Collect each line containing "Rainbow".

---------- THE DATA ----------

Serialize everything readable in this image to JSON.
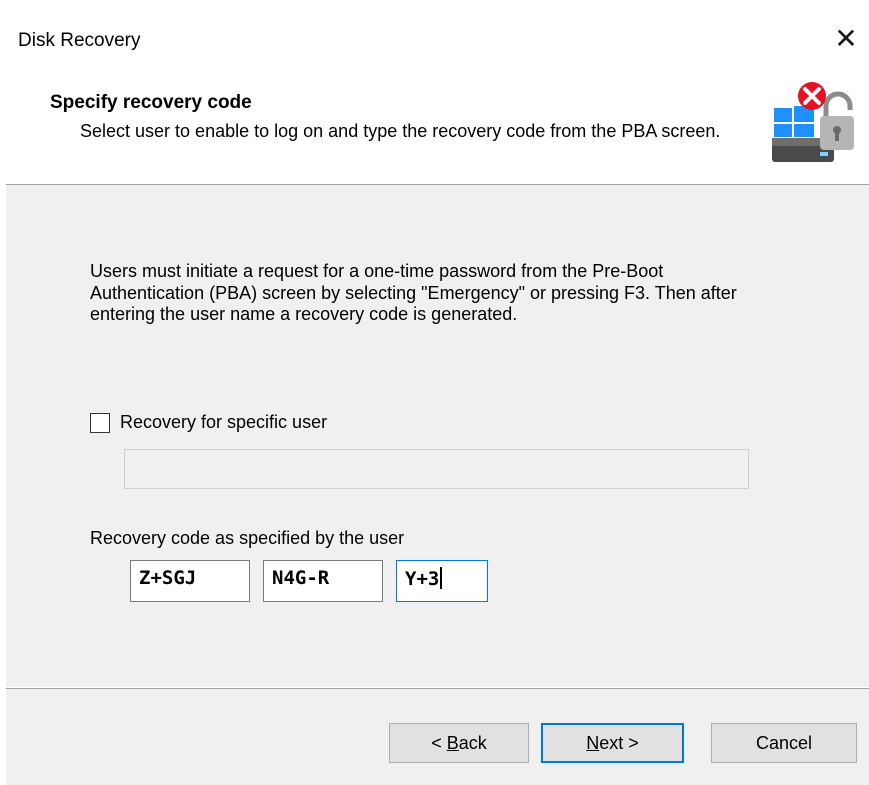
{
  "window": {
    "title": "Disk Recovery",
    "close_glyph": "✕"
  },
  "header": {
    "title": "Specify recovery code",
    "subtitle": "Select user to enable to log on and type the recovery code from the PBA screen.",
    "icon": "disk-lock-icon"
  },
  "content": {
    "intro": "Users must initiate a request for a one-time password from the Pre-Boot Authentication (PBA) screen by selecting \"Emergency\" or pressing F3. Then after entering the user name a recovery code is generated.",
    "specific_user": {
      "label": "Recovery for specific user",
      "checked": false,
      "value": ""
    },
    "code_label": "Recovery code as specified by the user",
    "codes": [
      "Z+SGJ",
      "N4G-R",
      "Y+3"
    ]
  },
  "footer": {
    "back": {
      "prefix": "< ",
      "mnemonic": "B",
      "rest": "ack"
    },
    "next": {
      "mnemonic": "N",
      "rest": "ext >"
    },
    "cancel": "Cancel"
  },
  "colors": {
    "accent": "#0078d7",
    "panel": "#f0f0f0",
    "error_red": "#e81123"
  }
}
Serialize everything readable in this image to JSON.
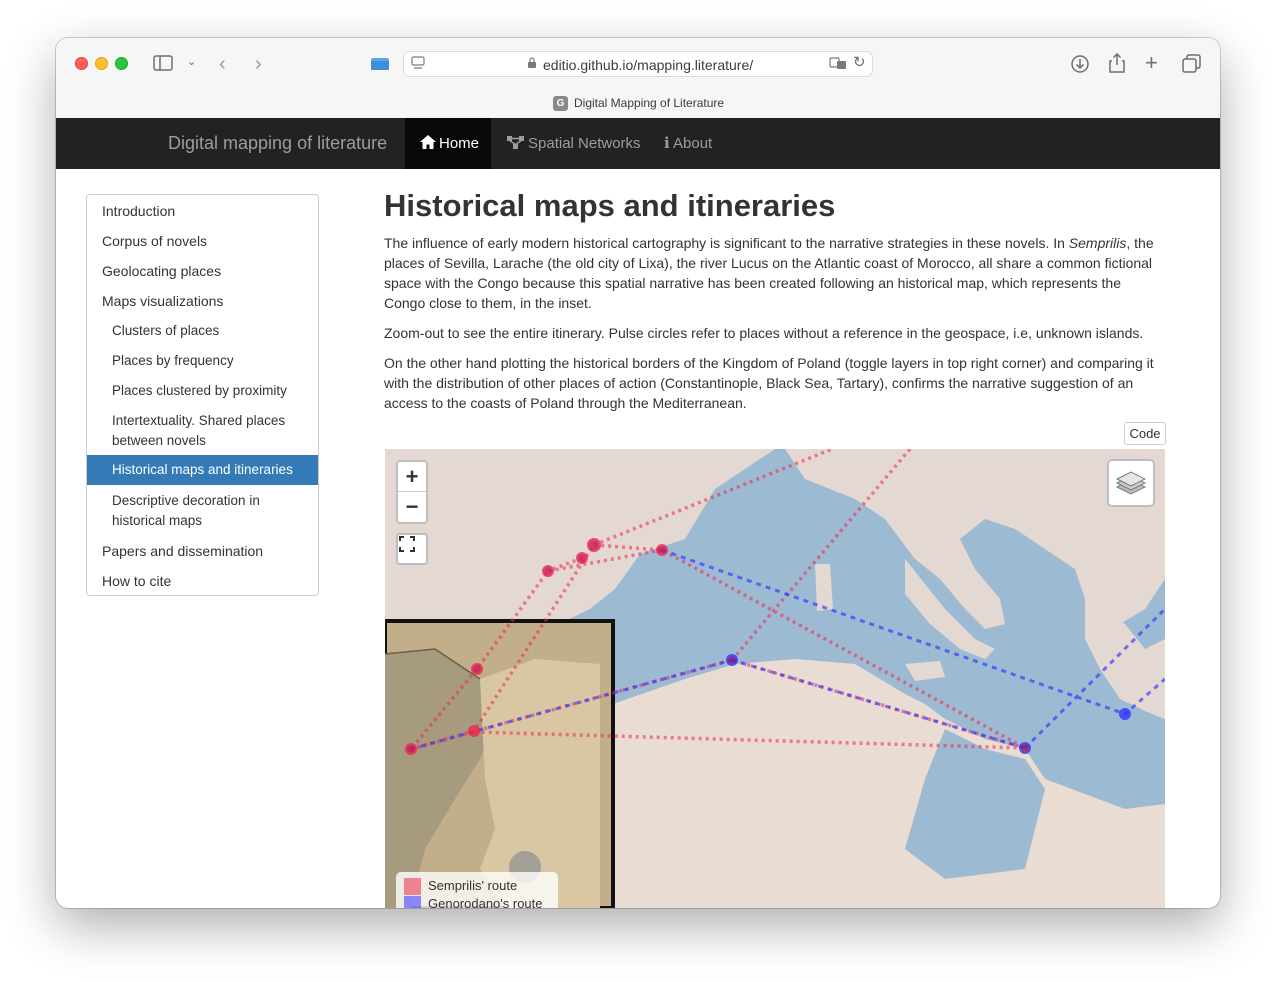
{
  "browser": {
    "url": "editio.github.io/mapping.literature/",
    "tab_title": "Digital Mapping of Literature",
    "favicon_letter": "G"
  },
  "navbar": {
    "brand": "Digital mapping of literature",
    "items": [
      {
        "label": "Home",
        "icon": "home-icon",
        "active": true
      },
      {
        "label": "Spatial Networks",
        "icon": "network-icon",
        "active": false
      },
      {
        "label": "About",
        "icon": "info-icon",
        "active": false
      }
    ]
  },
  "toc": {
    "items": [
      {
        "label": "Introduction",
        "level": 1
      },
      {
        "label": "Corpus of novels",
        "level": 1
      },
      {
        "label": "Geolocating places",
        "level": 1
      },
      {
        "label": "Maps visualizations",
        "level": 1
      },
      {
        "label": "Clusters of places",
        "level": 2
      },
      {
        "label": "Places by frequency",
        "level": 2
      },
      {
        "label": "Places clustered by proximity",
        "level": 2
      },
      {
        "label": "Intertextuality. Shared places between novels",
        "level": 2
      },
      {
        "label": "Historical maps and itineraries",
        "level": 2,
        "active": true
      },
      {
        "label": "Descriptive decoration in historical maps",
        "level": 2
      },
      {
        "label": "Papers and dissemination",
        "level": 1
      },
      {
        "label": "How to cite",
        "level": 1
      }
    ]
  },
  "main": {
    "title": "Historical maps and itineraries",
    "para1_a": "The influence of early modern historical cartography is significant to the narrative strategies in these novels. In ",
    "para1_em": "Semprilis",
    "para1_b": ", the places of Sevilla, Larache (the old city of Lixa), the river Lucus on the Atlantic coast of Morocco, all share a common fictional space with the Congo because this spatial narrative has been created following an historical map, which represents the Congo close to them, in the inset.",
    "para2": "Zoom-out to see the entire itinerary. Pulse circles refer to places without a reference in the geospace, i.e, unknown islands.",
    "para3": "On the other hand plotting the historical borders of the Kingdom of Poland (toggle layers in top right corner) and comparing it with the distribution of other places of action (Constantinople, Black Sea, Tartary), confirms the narrative suggestion of an access to the coasts of Poland through the Mediterranean.",
    "code_button": "Code"
  },
  "map": {
    "zoom_in": "+",
    "zoom_out": "−",
    "legend": [
      {
        "label": "Semprilis' route",
        "color": "#f0284a"
      },
      {
        "label": "Genorodano's route",
        "color": "#3333ff"
      }
    ],
    "colors": {
      "sea": "#9dbad3",
      "land": "#e4d8d2",
      "route_red": "#f0284a",
      "route_blue": "#3333ff",
      "marker": "#c8165a"
    }
  }
}
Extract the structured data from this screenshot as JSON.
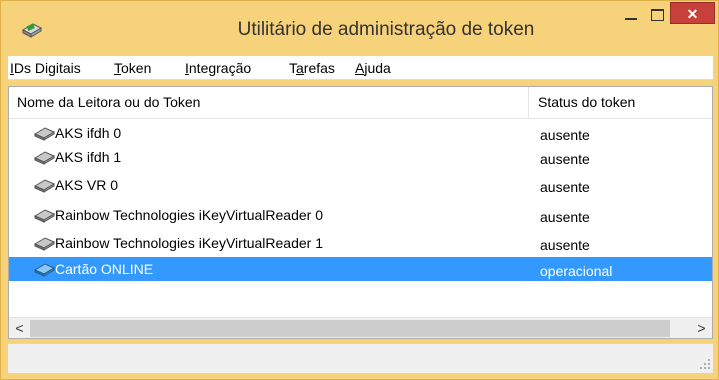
{
  "window": {
    "title": "Utilitário de administração de token",
    "icon": "token-app-icon",
    "close_glyph": "✕",
    "colors": {
      "titlebar": "#f6d27a",
      "close_button": "#c8403a",
      "selection": "#3399ff"
    }
  },
  "menu": {
    "items": [
      {
        "accel": "I",
        "rest": "Ds Digitais"
      },
      {
        "accel": "T",
        "rest": "oken"
      },
      {
        "accel": "I",
        "rest": "ntegração"
      },
      {
        "pre": "T",
        "accel": "a",
        "rest": "refas"
      },
      {
        "accel": "A",
        "rest": "juda"
      }
    ]
  },
  "table": {
    "columns": [
      "Nome da Leitora ou do Token",
      "Status do token"
    ],
    "rows": [
      {
        "name": "AKS ifdh 0",
        "status": "ausente",
        "icon": "card-reader-gray-icon"
      },
      {
        "name": "AKS ifdh 1",
        "status": "ausente",
        "icon": "card-reader-gray-icon"
      },
      {
        "name": "AKS VR 0",
        "status": "ausente",
        "icon": "card-reader-gray-icon"
      },
      {
        "name": "Rainbow Technologies iKeyVirtualReader 0",
        "status": "ausente",
        "icon": "card-reader-gray-icon"
      },
      {
        "name": "Rainbow Technologies iKeyVirtualReader 1",
        "status": "ausente",
        "icon": "card-reader-gray-icon"
      },
      {
        "name": "Cartão ONLINE",
        "status": "operacional",
        "icon": "card-reader-blue-icon",
        "selected": true
      }
    ]
  },
  "scrollbar": {
    "left_glyph": "<",
    "right_glyph": ">"
  }
}
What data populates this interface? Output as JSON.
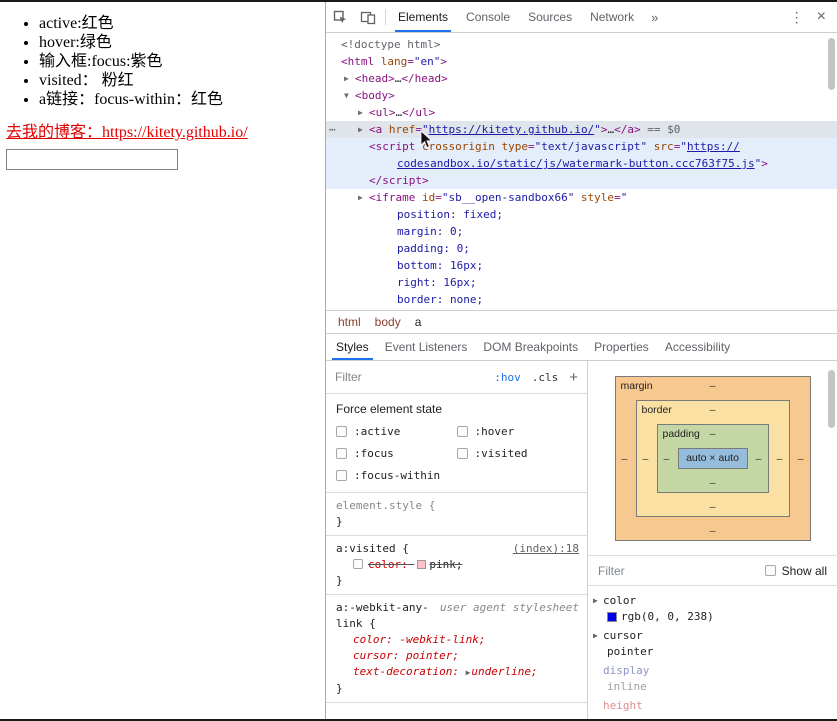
{
  "page": {
    "bullets": [
      "active:红色",
      "hover:绿色",
      "输入框:focus:紫色",
      "visited： 粉红",
      "a链接：focus-within：红色"
    ],
    "link_text": "去我的博客：https://kitety.github.io/"
  },
  "devtools": {
    "icons": {
      "expand": "▶",
      "collapse": "▼"
    },
    "toolbar": {
      "tabs": [
        "Elements",
        "Console",
        "Sources",
        "Network"
      ],
      "more": "»",
      "kebab": "⋮",
      "close": "×"
    },
    "elements": {
      "lines": [
        {
          "lv": 0,
          "segs": [
            [
              "gy",
              "<!doctype html>"
            ]
          ]
        },
        {
          "lv": 0,
          "segs": [
            [
              "tg",
              "<html"
            ],
            [
              "at",
              " lang"
            ],
            [
              "tg",
              "="
            ],
            [
              "vl",
              "\"en\""
            ],
            [
              "tg",
              ">"
            ]
          ]
        },
        {
          "lv": 1,
          "arrow": "▶",
          "segs": [
            [
              "tg",
              "<head>"
            ],
            [
              "tx",
              "…"
            ],
            [
              "tg",
              "</head>"
            ]
          ]
        },
        {
          "lv": 1,
          "arrow": "▼",
          "segs": [
            [
              "tg",
              "<body>"
            ]
          ]
        },
        {
          "lv": 2,
          "arrow": "▶",
          "segs": [
            [
              "tg",
              "<ul>"
            ],
            [
              "tx",
              "…"
            ],
            [
              "tg",
              "</ul>"
            ]
          ]
        },
        {
          "lv": 2,
          "arrow": "▶",
          "sel": true,
          "dots": "⋯",
          "segs": [
            [
              "tg",
              "<a"
            ],
            [
              "at",
              " href"
            ],
            [
              "tg",
              "="
            ],
            [
              "vl",
              "\""
            ],
            [
              "lk",
              "https://kitety.github.io/"
            ],
            [
              "vl",
              "\""
            ],
            [
              "tg",
              ">"
            ],
            [
              "tx",
              "…"
            ],
            [
              "tg",
              "</a>"
            ],
            [
              "mt",
              " == $0"
            ]
          ]
        },
        {
          "lv": 2,
          "hl": true,
          "segs": [
            [
              "tg",
              "<script"
            ],
            [
              "at",
              " crossorigin"
            ],
            [
              "at",
              " type"
            ],
            [
              "tg",
              "="
            ],
            [
              "vl",
              "\"text/javascript\""
            ],
            [
              "at",
              " src"
            ],
            [
              "tg",
              "="
            ],
            [
              "vl",
              "\""
            ],
            [
              "lk",
              "https://"
            ]
          ]
        },
        {
          "lv": 4,
          "hl": true,
          "segs": [
            [
              "lk",
              "codesandbox.io/static/js/watermark-button.ccc763f75.js"
            ],
            [
              "vl",
              "\""
            ],
            [
              "tg",
              ">"
            ]
          ]
        },
        {
          "lv": 2,
          "hl": true,
          "segs": [
            [
              "tg",
              "</script>"
            ]
          ]
        },
        {
          "lv": 2,
          "arrow": "▶",
          "segs": [
            [
              "tg",
              "<iframe"
            ],
            [
              "at",
              " id"
            ],
            [
              "tg",
              "="
            ],
            [
              "vl",
              "\"sb__open-sandbox66\""
            ],
            [
              "at",
              " style"
            ],
            [
              "tg",
              "="
            ],
            [
              "vl",
              "\""
            ]
          ]
        },
        {
          "lv": 4,
          "segs": [
            [
              "vl",
              "position: fixed;"
            ]
          ]
        },
        {
          "lv": 4,
          "segs": [
            [
              "vl",
              "margin: 0;"
            ]
          ]
        },
        {
          "lv": 4,
          "segs": [
            [
              "vl",
              "padding: 0;"
            ]
          ]
        },
        {
          "lv": 4,
          "segs": [
            [
              "vl",
              "bottom: 16px;"
            ]
          ]
        },
        {
          "lv": 4,
          "segs": [
            [
              "vl",
              "right: 16px;"
            ]
          ]
        },
        {
          "lv": 4,
          "segs": [
            [
              "vl",
              "border: none;"
            ]
          ]
        }
      ]
    },
    "crumbs": [
      "html",
      "body",
      "a"
    ],
    "side_tabs": [
      "Styles",
      "Event Listeners",
      "DOM Breakpoints",
      "Properties",
      "Accessibility"
    ],
    "styles": {
      "filter_placeholder": "Filter",
      "pseudo_toggle": ":hov",
      "class_toggle": ".cls",
      "add_rule": "+",
      "force_title": "Force element state",
      "states": [
        ":active",
        ":hover",
        ":focus",
        ":visited",
        ":focus-within"
      ],
      "element_style": {
        "selector": "element.style {",
        "close": "}"
      },
      "visited_rule": {
        "selector": "a:visited {",
        "source": "(index):18",
        "prop": "color:",
        "value": "pink;",
        "swatch": "#ffc0cb",
        "close": "}"
      },
      "ua_rule": {
        "selector": "a:-webkit-any-link {",
        "source": "user agent stylesheet",
        "props": [
          {
            "name": "color:",
            "value": "-webkit-link;"
          },
          {
            "name": "cursor:",
            "value": "pointer;"
          },
          {
            "name": "text-decoration:",
            "value": "underline;"
          }
        ],
        "close": "}"
      }
    },
    "metrics": {
      "margin": "margin",
      "border": "border",
      "padding": "padding",
      "content": "auto × auto",
      "dash": "–"
    },
    "computed": {
      "filter_placeholder": "Filter",
      "show_all": "Show all",
      "properties": [
        {
          "name": "color",
          "value": "rgb(0, 0, 238)",
          "swatch": "#0000ee"
        },
        {
          "name": "cursor",
          "value": "pointer"
        },
        {
          "name": "display",
          "value": "inline"
        },
        {
          "name": "height",
          "value": ""
        }
      ]
    }
  }
}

----------

• **THE REPLY**
        "name": "Rainbow Technologies iKeyVirtualReader 0",
        "name": "Rainbow Technologies iKeyVirtualReader 1",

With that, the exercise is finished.